● WORK TO COMPLETE
Leaving out all images, write out the records that follow exactly.
· · · ·
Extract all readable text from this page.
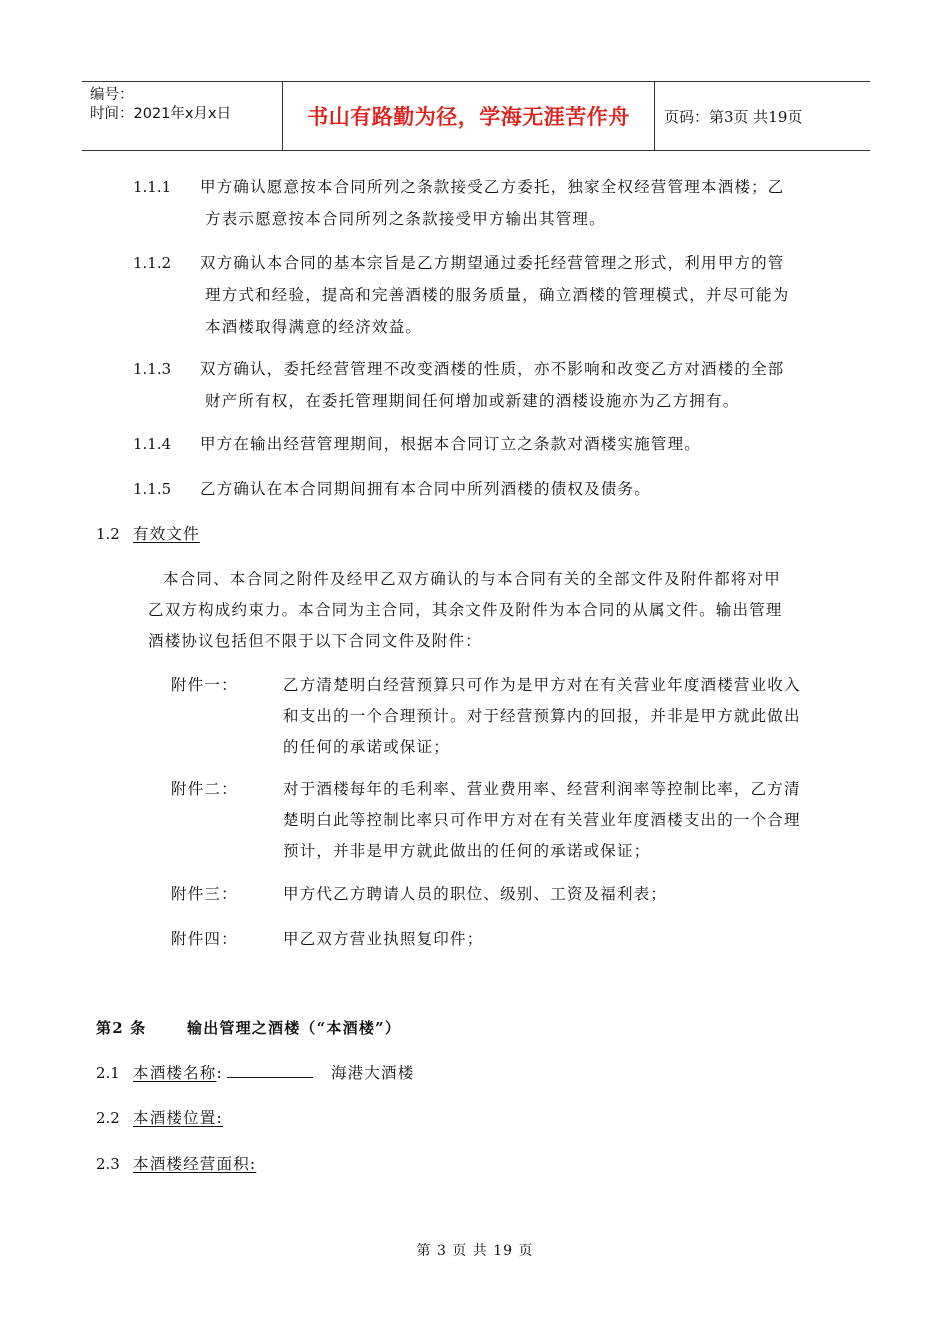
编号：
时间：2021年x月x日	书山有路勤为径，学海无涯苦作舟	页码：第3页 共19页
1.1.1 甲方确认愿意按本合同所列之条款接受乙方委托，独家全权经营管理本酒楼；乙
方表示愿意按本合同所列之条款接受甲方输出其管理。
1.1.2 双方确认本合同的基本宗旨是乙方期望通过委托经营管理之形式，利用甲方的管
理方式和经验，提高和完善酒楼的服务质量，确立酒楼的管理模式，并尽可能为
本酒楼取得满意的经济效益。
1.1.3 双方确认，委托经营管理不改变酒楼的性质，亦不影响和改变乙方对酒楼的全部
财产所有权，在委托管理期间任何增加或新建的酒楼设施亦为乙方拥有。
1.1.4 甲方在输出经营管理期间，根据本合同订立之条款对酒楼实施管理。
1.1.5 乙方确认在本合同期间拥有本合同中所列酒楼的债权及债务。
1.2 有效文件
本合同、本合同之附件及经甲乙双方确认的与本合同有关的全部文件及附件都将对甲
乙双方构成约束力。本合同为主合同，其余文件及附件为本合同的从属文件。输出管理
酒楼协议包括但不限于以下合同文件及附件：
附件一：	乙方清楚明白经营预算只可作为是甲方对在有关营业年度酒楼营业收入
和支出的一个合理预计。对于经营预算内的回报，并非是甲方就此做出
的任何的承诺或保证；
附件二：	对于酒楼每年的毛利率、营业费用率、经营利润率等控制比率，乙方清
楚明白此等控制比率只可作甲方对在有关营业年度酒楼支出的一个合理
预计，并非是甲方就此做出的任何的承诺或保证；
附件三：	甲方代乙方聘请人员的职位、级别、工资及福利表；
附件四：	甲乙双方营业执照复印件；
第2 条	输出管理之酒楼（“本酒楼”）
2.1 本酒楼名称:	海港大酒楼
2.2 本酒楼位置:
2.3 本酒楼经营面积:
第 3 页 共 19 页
· · · ·
● EXERCISE RESPONSE
Extract all readable text from this page.
编号：
时间：2021年x月x日	书山有路勤为径，学海无涯苦作舟	页码：第3页 共19页
1.1.1 甲方确认愿意按本合同所列之条款接受乙方委托，独家全权经营管理本酒楼；乙
方表示愿意按本合同所列之条款接受甲方输出其管理。
1.1.2 双方确认本合同的基本宗旨是乙方期望通过委托经营管理之形式，利用甲方的管
理方式和经验，提高和完善酒楼的服务质量，确立酒楼的管理模式，并尽可能为
本酒楼取得满意的经济效益。
1.1.3 双方确认，委托经营管理不改变酒楼的性质，亦不影响和改变乙方对酒楼的全部
财产所有权，在委托管理期间任何增加或新建的酒楼设施亦为乙方拥有。
1.1.4 甲方在输出经营管理期间，根据本合同订立之条款对酒楼实施管理。
1.1.5 乙方确认在本合同期间拥有本合同中所列酒楼的债权及债务。
1.2 有效文件
本合同、本合同之附件及经甲乙双方确认的与本合同有关的全部文件及附件都将对甲
乙双方构成约束力。本合同为主合同，其余文件及附件为本合同的从属文件。输出管理
酒楼协议包括但不限于以下合同文件及附件：
附件一：	乙方清楚明白经营预算只可作为是甲方对在有关营业年度酒楼营业收入
和支出的一个合理预计。对于经营预算内的回报，并非是甲方就此做出
的任何的承诺或保证；
附件二：	对于酒楼每年的毛利率、营业费用率、经营利润率等控制比率，乙方清
楚明白此等控制比率只可作甲方对在有关营业年度酒楼支出的一个合理
预计，并非是甲方就此做出的任何的承诺或保证；
附件三：	甲方代乙方聘请人员的职位、级别、工资及福利表；
附件四：	甲乙双方营业执照复印件；
第2 条	输出管理之酒楼（“本酒楼”）
2.1 本酒楼名称:	海港大酒楼
2.2 本酒楼位置:
2.3 本酒楼经营面积:
第 3 页 共 19 页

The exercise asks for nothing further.